-- Start of Dataset extract --

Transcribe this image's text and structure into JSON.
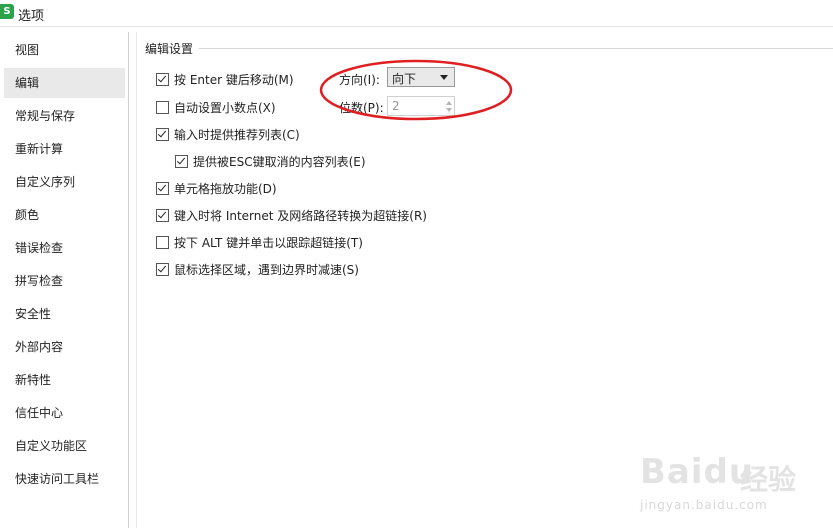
{
  "window": {
    "logo_text": "S",
    "title": "选项"
  },
  "sidebar": {
    "items": [
      {
        "label": "视图"
      },
      {
        "label": "编辑",
        "active": true
      },
      {
        "label": "常规与保存"
      },
      {
        "label": "重新计算"
      },
      {
        "label": "自定义序列"
      },
      {
        "label": "颜色"
      },
      {
        "label": "错误检查"
      },
      {
        "label": "拼写检查"
      },
      {
        "label": "安全性"
      },
      {
        "label": "外部内容"
      },
      {
        "label": "新特性"
      },
      {
        "label": "信任中心"
      },
      {
        "label": "自定义功能区"
      },
      {
        "label": "快速访问工具栏"
      }
    ]
  },
  "edit_settings": {
    "section_title": "编辑设置",
    "options": [
      {
        "label": "按 Enter 键后移动(M)",
        "checked": true
      },
      {
        "label": "自动设置小数点(X)",
        "checked": false
      },
      {
        "label": "输入时提供推荐列表(C)",
        "checked": true
      },
      {
        "label": "提供被ESC键取消的内容列表(E)",
        "checked": true
      },
      {
        "label": "单元格拖放功能(D)",
        "checked": true
      },
      {
        "label": "键入时将 Internet 及网络路径转换为超链接(R)",
        "checked": true
      },
      {
        "label": "按下 ALT 键并单击以跟踪超链接(T)",
        "checked": false
      },
      {
        "label": "鼠标选择区域，遇到边界时减速(S)",
        "checked": true
      }
    ],
    "direction_label": "方向(I):",
    "direction_value": "向下",
    "digits_label": "位数(P):",
    "digits_value": "2"
  },
  "annotation": {
    "color": "#e02020"
  },
  "watermark": {
    "brand": "Baidu",
    "brand_cn": "经验",
    "url": "jingyan.baidu.com"
  }
}
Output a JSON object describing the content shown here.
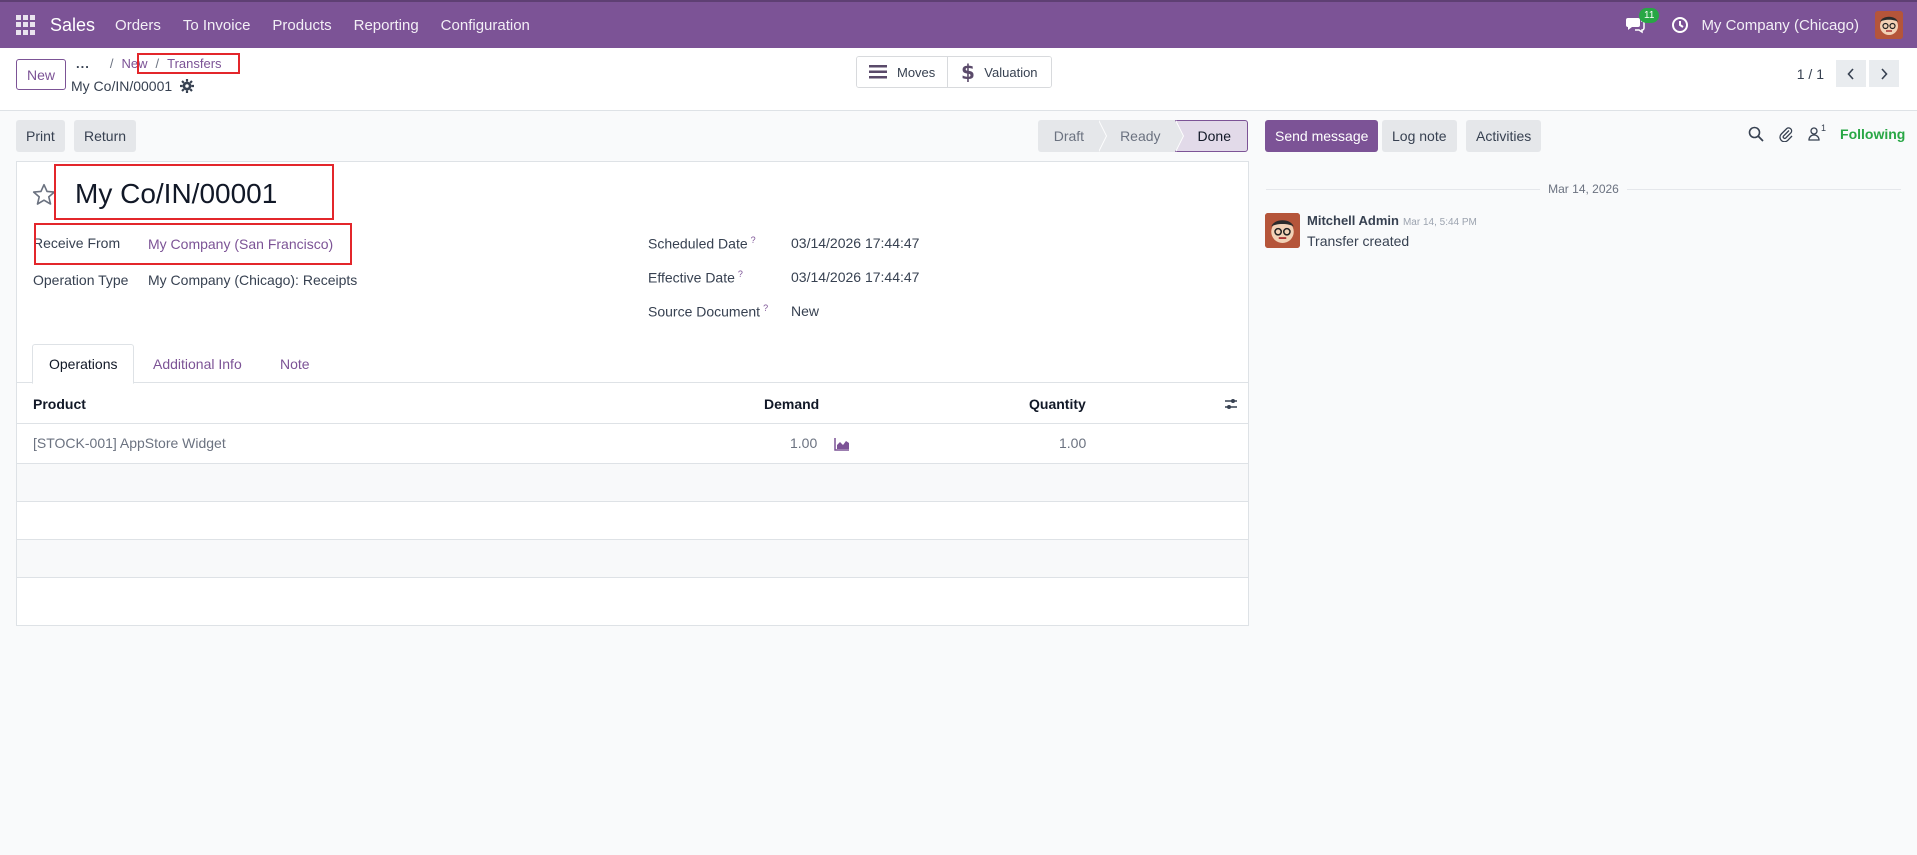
{
  "navbar": {
    "app_name": "Sales",
    "menu": [
      "Orders",
      "To Invoice",
      "Products",
      "Reporting",
      "Configuration"
    ],
    "chat_count": "11",
    "company": "My Company (Chicago)",
    "color": "#7c5396"
  },
  "control": {
    "new_label": "New",
    "breadcrumb_more": "...",
    "breadcrumb": [
      "New",
      "Transfers"
    ],
    "record_name": "My Co/IN/00001",
    "smart_buttons": {
      "moves": "Moves",
      "valuation": "Valuation"
    },
    "pager": "1 / 1"
  },
  "statusbar": {
    "print_label": "Print",
    "return_label": "Return",
    "stages": [
      "Draft",
      "Ready",
      "Done"
    ],
    "active_stage": "Done"
  },
  "form": {
    "title": "My Co/IN/00001",
    "receive_from_label": "Receive From",
    "receive_from_value": "My Company (San Francisco)",
    "operation_type_label": "Operation Type",
    "operation_type_value": "My Company (Chicago): Receipts",
    "scheduled_date_label": "Scheduled Date",
    "scheduled_date_value": "03/14/2026 17:44:47",
    "effective_date_label": "Effective Date",
    "effective_date_value": "03/14/2026 17:44:47",
    "source_document_label": "Source Document",
    "source_document_value": "New",
    "help_mark": "?"
  },
  "tabs": [
    "Operations",
    "Additional Info",
    "Note"
  ],
  "operations_table": {
    "headers": {
      "product": "Product",
      "demand": "Demand",
      "quantity": "Quantity"
    },
    "rows": [
      {
        "product": "[STOCK-001] AppStore Widget",
        "demand": "1.00",
        "quantity": "1.00"
      }
    ]
  },
  "chatter": {
    "send_message": "Send message",
    "log_note": "Log note",
    "activities": "Activities",
    "followers_count": "1",
    "following": "Following",
    "date_separator": "Mar 14, 2026",
    "messages": [
      {
        "author": "Mitchell Admin",
        "time": "Mar 14, 5:44 PM",
        "body": "Transfer created"
      }
    ]
  }
}
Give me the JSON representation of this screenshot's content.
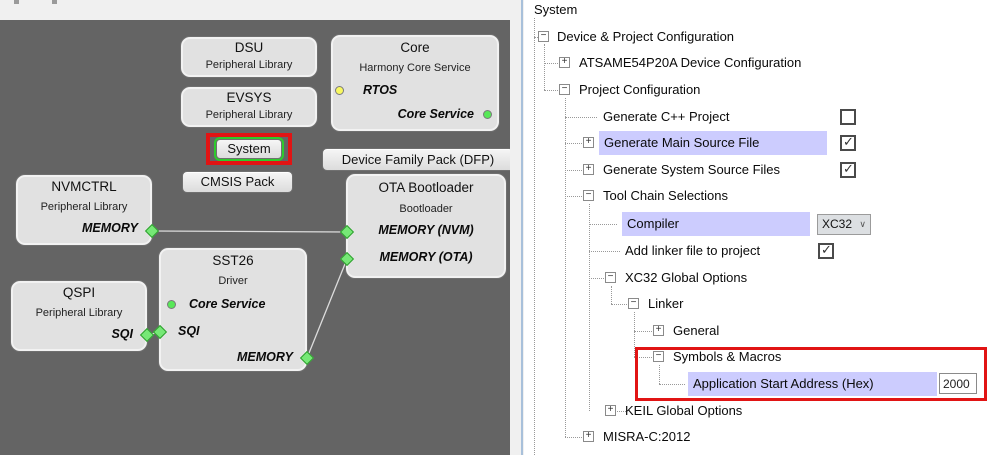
{
  "colors": {
    "annotation_red": "#e11414",
    "selected_green_border": "#2dcb2d",
    "row_highlight": "#ccccfe",
    "canvas_bg": "#646464",
    "diamond_green": "#76e876",
    "status_yellow": "#f8f860",
    "status_green": "#58e858"
  },
  "canvas": {
    "blocks": {
      "dsu": {
        "title": "DSU",
        "subtitle": "Peripheral Library"
      },
      "evsys": {
        "title": "EVSYS",
        "subtitle": "Peripheral Library"
      },
      "core": {
        "title": "Core",
        "subtitle": "Harmony Core Service",
        "rtos": "RTOS",
        "core_service": "Core Service"
      },
      "nvmctrl": {
        "title": "NVMCTRL",
        "subtitle": "Peripheral Library",
        "memory": "MEMORY"
      },
      "ota": {
        "title": "OTA Bootloader",
        "subtitle": "Bootloader",
        "mem_nvm": "MEMORY (NVM)",
        "mem_ota": "MEMORY (OTA)"
      },
      "sst26": {
        "title": "SST26",
        "subtitle": "Driver",
        "core_service": "Core Service",
        "sqi": "SQI",
        "memory": "MEMORY"
      },
      "qspi": {
        "title": "QSPI",
        "subtitle": "Peripheral Library",
        "sqi": "SQI"
      }
    },
    "buttons": {
      "system": "System",
      "dfp": "Device Family Pack (DFP)",
      "cmsis": "CMSIS Pack"
    }
  },
  "tree": {
    "rows": [
      {
        "label": "System"
      },
      {
        "label": "Device & Project Configuration"
      },
      {
        "label": "ATSAME54P20A Device Configuration"
      },
      {
        "label": "Project Configuration"
      },
      {
        "label": "Generate C++ Project",
        "checked": false
      },
      {
        "label": "Generate Main Source File",
        "checked": true,
        "highlighted": true
      },
      {
        "label": "Generate System Source Files",
        "checked": true
      },
      {
        "label": "Tool Chain Selections"
      },
      {
        "label": "Compiler",
        "highlighted": true,
        "value": "XC32"
      },
      {
        "label": "Add linker file to project",
        "checked": true
      },
      {
        "label": "XC32 Global Options"
      },
      {
        "label": "Linker"
      },
      {
        "label": "General"
      },
      {
        "label": "Symbols & Macros"
      },
      {
        "label": "Application Start Address (Hex)",
        "highlighted": true,
        "value": "2000"
      },
      {
        "label": "KEIL Global Options"
      },
      {
        "label": "MISRA-C:2012"
      }
    ],
    "compiler_value": "XC32",
    "app_start_value": "2000"
  }
}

-- End of Dataset extract --

■ **Challenge**: Copy every line of the data exactly as written, excluding the pictures.

■ **Response to the task**:
Transcribe this image's text and structure into JSON.
{
  "window": {
    "logo_text": "S",
    "title": "选项"
  },
  "sidebar": {
    "items": [
      {
        "label": "视图"
      },
      {
        "label": "编辑",
        "active": true
      },
      {
        "label": "常规与保存"
      },
      {
        "label": "重新计算"
      },
      {
        "label": "自定义序列"
      },
      {
        "label": "颜色"
      },
      {
        "label": "错误检查"
      },
      {
        "label": "拼写检查"
      },
      {
        "label": "安全性"
      },
      {
        "label": "外部内容"
      },
      {
        "label": "新特性"
      },
      {
        "label": "信任中心"
      },
      {
        "label": "自定义功能区"
      },
      {
        "label": "快速访问工具栏"
      }
    ]
  },
  "edit_settings": {
    "section_title": "编辑设置",
    "options": [
      {
        "label": "按 Enter 键后移动(M)",
        "checked": true
      },
      {
        "label": "自动设置小数点(X)",
        "checked": false
      },
      {
        "label": "输入时提供推荐列表(C)",
        "checked": true
      },
      {
        "label": "提供被ESC键取消的内容列表(E)",
        "checked": true
      },
      {
        "label": "单元格拖放功能(D)",
        "checked": true
      },
      {
        "label": "键入时将 Internet 及网络路径转换为超链接(R)",
        "checked": true
      },
      {
        "label": "按下 ALT 键并单击以跟踪超链接(T)",
        "checked": false
      },
      {
        "label": "鼠标选择区域，遇到边界时减速(S)",
        "checked": true
      }
    ],
    "direction_label": "方向(I):",
    "direction_value": "向下",
    "digits_label": "位数(P):",
    "digits_value": "2"
  },
  "annotation": {
    "color": "#e02020"
  },
  "watermark": {
    "brand": "Baidu",
    "brand_cn": "经验",
    "url": "jingyan.baidu.com"
  }
}
Output a JSON object describing the content shown here.
{
  "navbar": {
    "app_name": "Sales",
    "menu": [
      "Orders",
      "To Invoice",
      "Products",
      "Reporting",
      "Configuration"
    ],
    "chat_count": "11",
    "company": "My Company (Chicago)",
    "color": "#7c5396"
  },
  "control": {
    "new_label": "New",
    "breadcrumb_more": "...",
    "breadcrumb": [
      "New",
      "Transfers"
    ],
    "record_name": "My Co/IN/00001",
    "smart_buttons": {
      "moves": "Moves",
      "valuation": "Valuation"
    },
    "pager": "1 / 1"
  },
  "statusbar": {
    "print_label": "Print",
    "return_label": "Return",
    "stages": [
      "Draft",
      "Ready",
      "Done"
    ],
    "active_stage": "Done"
  },
  "form": {
    "title": "My Co/IN/00001",
    "receive_from_label": "Receive From",
    "receive_from_value": "My Company (San Francisco)",
    "operation_type_label": "Operation Type",
    "operation_type_value": "My Company (Chicago): Receipts",
    "scheduled_date_label": "Scheduled Date",
    "scheduled_date_value": "03/14/2026 17:44:47",
    "effective_date_label": "Effective Date",
    "effective_date_value": "03/14/2026 17:44:47",
    "source_document_label": "Source Document",
    "source_document_value": "New",
    "help_mark": "?"
  },
  "tabs": [
    "Operations",
    "Additional Info",
    "Note"
  ],
  "operations_table": {
    "headers": {
      "product": "Product",
      "demand": "Demand",
      "quantity": "Quantity"
    },
    "rows": [
      {
        "product": "[STOCK-001] AppStore Widget",
        "demand": "1.00",
        "quantity": "1.00"
      }
    ]
  },
  "chatter": {
    "send_message": "Send message",
    "log_note": "Log note",
    "activities": "Activities",
    "followers_count": "1",
    "following": "Following",
    "date_separator": "Mar 14, 2026",
    "messages": [
      {
        "author": "Mitchell Admin",
        "time": "Mar 14, 5:44 PM",
        "body": "Transfer created"
      }
    ]
  }
}
Give me the JSON representation of this screenshot's content.
{
  "colors": {
    "annotation_red": "#e11414",
    "selected_green_border": "#2dcb2d",
    "row_highlight": "#ccccfe",
    "canvas_bg": "#646464",
    "diamond_green": "#76e876",
    "status_yellow": "#f8f860",
    "status_green": "#58e858"
  },
  "canvas": {
    "blocks": {
      "dsu": {
        "title": "DSU",
        "subtitle": "Peripheral Library"
      },
      "evsys": {
        "title": "EVSYS",
        "subtitle": "Peripheral Library"
      },
      "core": {
        "title": "Core",
        "subtitle": "Harmony Core Service",
        "rtos": "RTOS",
        "core_service": "Core Service"
      },
      "nvmctrl": {
        "title": "NVMCTRL",
        "subtitle": "Peripheral Library",
        "memory": "MEMORY"
      },
      "ota": {
        "title": "OTA Bootloader",
        "subtitle": "Bootloader",
        "mem_nvm": "MEMORY (NVM)",
        "mem_ota": "MEMORY (OTA)"
      },
      "sst26": {
        "title": "SST26",
        "subtitle": "Driver",
        "core_service": "Core Service",
        "sqi": "SQI",
        "memory": "MEMORY"
      },
      "qspi": {
        "title": "QSPI",
        "subtitle": "Peripheral Library",
        "sqi": "SQI"
      }
    },
    "buttons": {
      "system": "System",
      "dfp": "Device Family Pack (DFP)",
      "cmsis": "CMSIS Pack"
    }
  },
  "tree": {
    "rows": [
      {
        "label": "System"
      },
      {
        "label": "Device & Project Configuration"
      },
      {
        "label": "ATSAME54P20A Device Configuration"
      },
      {
        "label": "Project Configuration"
      },
      {
        "label": "Generate C++ Project",
        "checked": false
      },
      {
        "label": "Generate Main Source File",
        "checked": true,
        "highlighted": true
      },
      {
        "label": "Generate System Source Files",
        "checked": true
      },
      {
        "label": "Tool Chain Selections"
      },
      {
        "label": "Compiler",
        "highlighted": true,
        "value": "XC32"
      },
      {
        "label": "Add linker file to project",
        "checked": true
      },
      {
        "label": "XC32 Global Options"
      },
      {
        "label": "Linker"
      },
      {
        "label": "General"
      },
      {
        "label": "Symbols & Macros"
      },
      {
        "label": "Application Start Address (Hex)",
        "highlighted": true,
        "value": "2000"
      },
      {
        "label": "KEIL Global Options"
      },
      {
        "label": "MISRA-C:2012"
      }
    ],
    "compiler_value": "XC32",
    "app_start_value": "2000"
  }
}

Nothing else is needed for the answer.